Transcribe the listing below word for word.
══════════════════════════════
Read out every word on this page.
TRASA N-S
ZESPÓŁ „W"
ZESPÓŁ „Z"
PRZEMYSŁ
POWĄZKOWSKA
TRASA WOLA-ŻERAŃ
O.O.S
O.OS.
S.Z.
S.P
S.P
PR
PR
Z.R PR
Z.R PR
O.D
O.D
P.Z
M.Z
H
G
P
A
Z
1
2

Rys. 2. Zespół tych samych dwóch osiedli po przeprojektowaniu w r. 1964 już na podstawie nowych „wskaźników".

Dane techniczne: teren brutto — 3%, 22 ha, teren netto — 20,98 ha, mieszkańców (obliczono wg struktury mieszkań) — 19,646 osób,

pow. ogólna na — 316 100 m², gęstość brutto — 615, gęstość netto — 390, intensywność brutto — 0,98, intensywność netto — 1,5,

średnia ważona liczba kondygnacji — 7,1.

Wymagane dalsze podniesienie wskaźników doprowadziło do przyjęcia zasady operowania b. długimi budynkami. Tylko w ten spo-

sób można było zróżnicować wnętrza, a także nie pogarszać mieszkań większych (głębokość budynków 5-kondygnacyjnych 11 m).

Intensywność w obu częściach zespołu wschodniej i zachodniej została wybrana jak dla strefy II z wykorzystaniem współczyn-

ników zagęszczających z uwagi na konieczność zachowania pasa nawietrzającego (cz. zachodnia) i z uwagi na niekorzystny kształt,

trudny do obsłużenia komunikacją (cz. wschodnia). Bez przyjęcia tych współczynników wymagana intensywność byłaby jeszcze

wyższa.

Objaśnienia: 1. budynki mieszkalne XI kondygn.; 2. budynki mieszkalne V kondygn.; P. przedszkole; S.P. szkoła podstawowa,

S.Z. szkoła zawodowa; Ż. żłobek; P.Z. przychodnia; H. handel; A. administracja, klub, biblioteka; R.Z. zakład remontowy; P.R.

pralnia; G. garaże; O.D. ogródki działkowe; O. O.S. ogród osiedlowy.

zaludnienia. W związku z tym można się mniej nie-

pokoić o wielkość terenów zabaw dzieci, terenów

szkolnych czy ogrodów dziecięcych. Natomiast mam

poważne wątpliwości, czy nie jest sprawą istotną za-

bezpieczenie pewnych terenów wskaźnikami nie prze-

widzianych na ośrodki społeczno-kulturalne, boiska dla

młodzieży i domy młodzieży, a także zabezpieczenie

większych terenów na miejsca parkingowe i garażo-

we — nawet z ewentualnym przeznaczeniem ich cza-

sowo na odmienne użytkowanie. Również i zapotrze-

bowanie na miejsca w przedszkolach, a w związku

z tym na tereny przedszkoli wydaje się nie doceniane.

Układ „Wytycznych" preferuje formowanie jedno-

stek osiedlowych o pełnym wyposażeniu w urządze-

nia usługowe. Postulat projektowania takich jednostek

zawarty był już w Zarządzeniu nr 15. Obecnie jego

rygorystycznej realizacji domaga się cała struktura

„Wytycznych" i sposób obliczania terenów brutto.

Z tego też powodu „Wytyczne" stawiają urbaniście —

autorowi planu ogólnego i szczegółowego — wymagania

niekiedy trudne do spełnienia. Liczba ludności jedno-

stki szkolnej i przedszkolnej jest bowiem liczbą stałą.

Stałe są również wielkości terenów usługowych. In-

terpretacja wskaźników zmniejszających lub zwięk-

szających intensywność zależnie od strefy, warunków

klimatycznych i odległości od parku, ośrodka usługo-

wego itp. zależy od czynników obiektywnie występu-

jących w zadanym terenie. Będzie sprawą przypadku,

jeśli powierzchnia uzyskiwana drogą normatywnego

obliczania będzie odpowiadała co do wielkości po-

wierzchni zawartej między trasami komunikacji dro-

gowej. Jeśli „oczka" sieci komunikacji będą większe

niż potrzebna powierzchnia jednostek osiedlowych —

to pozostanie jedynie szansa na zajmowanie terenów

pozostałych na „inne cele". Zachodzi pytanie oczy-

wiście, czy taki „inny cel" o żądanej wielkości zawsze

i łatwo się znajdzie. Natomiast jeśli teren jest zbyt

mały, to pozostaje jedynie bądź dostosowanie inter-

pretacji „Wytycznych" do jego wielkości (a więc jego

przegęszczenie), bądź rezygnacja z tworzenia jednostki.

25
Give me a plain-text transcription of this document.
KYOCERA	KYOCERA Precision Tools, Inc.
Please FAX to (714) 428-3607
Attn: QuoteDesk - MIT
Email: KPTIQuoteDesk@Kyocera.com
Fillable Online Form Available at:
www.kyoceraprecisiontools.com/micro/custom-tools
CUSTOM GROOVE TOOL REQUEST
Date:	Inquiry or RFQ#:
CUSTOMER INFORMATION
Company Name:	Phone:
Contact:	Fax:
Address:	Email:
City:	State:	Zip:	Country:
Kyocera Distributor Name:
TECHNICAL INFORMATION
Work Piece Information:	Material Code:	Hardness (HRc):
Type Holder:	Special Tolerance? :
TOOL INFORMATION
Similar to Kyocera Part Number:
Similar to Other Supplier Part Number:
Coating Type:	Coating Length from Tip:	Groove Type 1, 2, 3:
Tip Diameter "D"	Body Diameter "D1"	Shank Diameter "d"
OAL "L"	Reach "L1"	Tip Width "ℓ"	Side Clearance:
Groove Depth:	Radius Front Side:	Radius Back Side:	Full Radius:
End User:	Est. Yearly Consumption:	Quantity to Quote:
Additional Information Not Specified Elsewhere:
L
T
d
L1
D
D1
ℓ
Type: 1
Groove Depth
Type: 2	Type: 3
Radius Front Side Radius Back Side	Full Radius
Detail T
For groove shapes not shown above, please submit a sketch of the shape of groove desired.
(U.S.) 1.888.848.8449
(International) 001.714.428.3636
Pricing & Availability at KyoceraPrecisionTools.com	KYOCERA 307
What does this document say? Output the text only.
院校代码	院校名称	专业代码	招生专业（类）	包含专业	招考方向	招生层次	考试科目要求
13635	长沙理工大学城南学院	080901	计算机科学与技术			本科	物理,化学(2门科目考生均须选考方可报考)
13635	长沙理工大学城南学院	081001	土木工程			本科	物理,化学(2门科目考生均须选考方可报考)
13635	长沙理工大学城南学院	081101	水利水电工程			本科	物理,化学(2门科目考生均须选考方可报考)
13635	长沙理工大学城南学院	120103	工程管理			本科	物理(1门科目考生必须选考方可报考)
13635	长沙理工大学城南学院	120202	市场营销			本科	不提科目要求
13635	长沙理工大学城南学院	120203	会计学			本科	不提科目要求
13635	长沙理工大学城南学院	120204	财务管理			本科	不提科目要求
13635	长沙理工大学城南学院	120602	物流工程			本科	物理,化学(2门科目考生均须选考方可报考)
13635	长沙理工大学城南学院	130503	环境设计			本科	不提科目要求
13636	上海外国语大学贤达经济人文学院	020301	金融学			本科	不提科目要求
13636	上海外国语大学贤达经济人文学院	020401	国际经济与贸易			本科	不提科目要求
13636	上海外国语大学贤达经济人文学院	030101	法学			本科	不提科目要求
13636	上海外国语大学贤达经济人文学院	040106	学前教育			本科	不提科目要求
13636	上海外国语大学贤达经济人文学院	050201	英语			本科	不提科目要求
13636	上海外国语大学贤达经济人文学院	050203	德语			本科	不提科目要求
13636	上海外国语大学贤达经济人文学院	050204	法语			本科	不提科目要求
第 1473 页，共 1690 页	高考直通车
══════════════════════════════
• Response to the task:
Read out every word on this page.
TRASA N-S
ZESPÓŁ „W"
ZESPÓŁ „Z"
PRZEMYSŁ
POWĄZKOWSKA
TRASA WOLA-ŻERAŃ
O.O.S
O.OS.
S.Z.
S.P
S.P
PR
PR
Z.R PR
Z.R PR
O.D
O.D
P.Z
M.Z
H
G
P
A
Z
1
2

Rys. 2. Zespół tych samych dwóch osiedli po przeprojektowaniu w r. 1964 już na podstawie nowych „wskaźników".

Dane techniczne: teren brutto — 3%, 22 ha, teren netto — 20,98 ha, mieszkańców (obliczono wg struktury mieszkań) — 19,646 osób,

pow. ogólna na — 316 100 m², gęstość brutto — 615, gęstość netto — 390, intensywność brutto — 0,98, intensywność netto — 1,5,

średnia ważona liczba kondygnacji — 7,1.

Wymagane dalsze podniesienie wskaźników doprowadziło do przyjęcia zasady operowania b. długimi budynkami. Tylko w ten spo-

sób można było zróżnicować wnętrza, a także nie pogarszać mieszkań większych (głębokość budynków 5-kondygnacyjnych 11 m).

Intensywność w obu częściach zespołu wschodniej i zachodniej została wybrana jak dla strefy II z wykorzystaniem współczyn-

ników zagęszczających z uwagi na konieczność zachowania pasa nawietrzającego (cz. zachodnia) i z uwagi na niekorzystny kształt,

trudny do obsłużenia komunikacją (cz. wschodnia). Bez przyjęcia tych współczynników wymagana intensywność byłaby jeszcze

wyższa.

Objaśnienia: 1. budynki mieszkalne XI kondygn.; 2. budynki mieszkalne V kondygn.; P. przedszkole; S.P. szkoła podstawowa,

S.Z. szkoła zawodowa; Ż. żłobek; P.Z. przychodnia; H. handel; A. administracja, klub, biblioteka; R.Z. zakład remontowy; P.R.

pralnia; G. garaże; O.D. ogródki działkowe; O. O.S. ogród osiedlowy.

zaludnienia. W związku z tym można się mniej nie-

pokoić o wielkość terenów zabaw dzieci, terenów

szkolnych czy ogrodów dziecięcych. Natomiast mam

poważne wątpliwości, czy nie jest sprawą istotną za-

bezpieczenie pewnych terenów wskaźnikami nie prze-

widzianych na ośrodki społeczno-kulturalne, boiska dla

młodzieży i domy młodzieży, a także zabezpieczenie

większych terenów na miejsca parkingowe i garażo-

we — nawet z ewentualnym przeznaczeniem ich cza-

sowo na odmienne użytkowanie. Również i zapotrze-

bowanie na miejsca w przedszkolach, a w związku

z tym na tereny przedszkoli wydaje się nie doceniane.

Układ „Wytycznych" preferuje formowanie jedno-

stek osiedlowych o pełnym wyposażeniu w urządze-

nia usługowe. Postulat projektowania takich jednostek

zawarty był już w Zarządzeniu nr 15. Obecnie jego

rygorystycznej realizacji domaga się cała struktura

„Wytycznych" i sposób obliczania terenów brutto.

Z tego też powodu „Wytyczne" stawiają urbaniście —

autorowi planu ogólnego i szczegółowego — wymagania

niekiedy trudne do spełnienia. Liczba ludności jedno-

stki szkolnej i przedszkolnej jest bowiem liczbą stałą.

Stałe są również wielkości terenów usługowych. In-

terpretacja wskaźników zmniejszających lub zwięk-

szających intensywność zależnie od strefy, warunków

klimatycznych i odległości od parku, ośrodka usługo-

wego itp. zależy od czynników obiektywnie występu-

jących w zadanym terenie. Będzie sprawą przypadku,

jeśli powierzchnia uzyskiwana drogą normatywnego

obliczania będzie odpowiadała co do wielkości po-

wierzchni zawartej między trasami komunikacji dro-

gowej. Jeśli „oczka" sieci komunikacji będą większe

niż potrzebna powierzchnia jednostek osiedlowych —

to pozostanie jedynie szansa na zajmowanie terenów

pozostałych na „inne cele". Zachodzi pytanie oczy-

wiście, czy taki „inny cel" o żądanej wielkości zawsze

i łatwo się znajdzie. Natomiast jeśli teren jest zbyt

mały, to pozostaje jedynie bądź dostosowanie inter-

pretacji „Wytycznych" do jego wielkości (a więc jego

przegęszczenie), bądź rezygnacja z tworzenia jednostki.

25
Give me a plain-text transcription of this document.
KYOCERA	KYOCERA Precision Tools, Inc.
Please FAX to (714) 428-3607
Attn: QuoteDesk - MIT
Email: KPTIQuoteDesk@Kyocera.com
Fillable Online Form Available at:
www.kyoceraprecisiontools.com/micro/custom-tools
CUSTOM GROOVE TOOL REQUEST
Date:	Inquiry or RFQ#:
CUSTOMER INFORMATION
Company Name:	Phone:
Contact:	Fax:
Address:	Email:
City:	State:	Zip:	Country:
Kyocera Distributor Name:
TECHNICAL INFORMATION
Work Piece Information:	Material Code:	Hardness (HRc):
Type Holder:	Special Tolerance? :
TOOL INFORMATION
Similar to Kyocera Part Number:
Similar to Other Supplier Part Number:
Coating Type:	Coating Length from Tip:	Groove Type 1, 2, 3:
Tip Diameter "D"	Body Diameter "D1"	Shank Diameter "d"
OAL "L"	Reach "L1"	Tip Width "ℓ"	Side Clearance:
Groove Depth:	Radius Front Side:	Radius Back Side:	Full Radius:
End User:	Est. Yearly Consumption:	Quantity to Quote:
Additional Information Not Specified Elsewhere:
L
T
d
L1
D
D1
ℓ
Type: 1
Groove Depth
Type: 2	Type: 3
Radius Front Side Radius Back Side	Full Radius
Detail T
For groove shapes not shown above, please submit a sketch of the shape of groove desired.
(U.S.) 1.888.848.8449
(International) 001.714.428.3636
Pricing & Availability at KyoceraPrecisionTools.com	KYOCERA 307
What does this document say? Output the text only.
院校代码	院校名称	专业代码	招生专业（类）	包含专业	招考方向	招生层次	考试科目要求
13635	长沙理工大学城南学院	080901	计算机科学与技术			本科	物理,化学(2门科目考生均须选考方可报考)
13635	长沙理工大学城南学院	081001	土木工程			本科	物理,化学(2门科目考生均须选考方可报考)
13635	长沙理工大学城南学院	081101	水利水电工程			本科	物理,化学(2门科目考生均须选考方可报考)
13635	长沙理工大学城南学院	120103	工程管理			本科	物理(1门科目考生必须选考方可报考)
13635	长沙理工大学城南学院	120202	市场营销			本科	不提科目要求
13635	长沙理工大学城南学院	120203	会计学			本科	不提科目要求
13635	长沙理工大学城南学院	120204	财务管理			本科	不提科目要求
13635	长沙理工大学城南学院	120602	物流工程			本科	物理,化学(2门科目考生均须选考方可报考)
13635	长沙理工大学城南学院	130503	环境设计			本科	不提科目要求
13636	上海外国语大学贤达经济人文学院	020301	金融学			本科	不提科目要求
13636	上海外国语大学贤达经济人文学院	020401	国际经济与贸易			本科	不提科目要求
13636	上海外国语大学贤达经济人文学院	030101	法学			本科	不提科目要求
13636	上海外国语大学贤达经济人文学院	040106	学前教育			本科	不提科目要求
13636	上海外国语大学贤达经济人文学院	050201	英语			本科	不提科目要求
13636	上海外国语大学贤达经济人文学院	050203	德语			本科	不提科目要求
13636	上海外国语大学贤达经济人文学院	050204	法语			本科	不提科目要求
第 1473 页，共 1690 页	高考直通车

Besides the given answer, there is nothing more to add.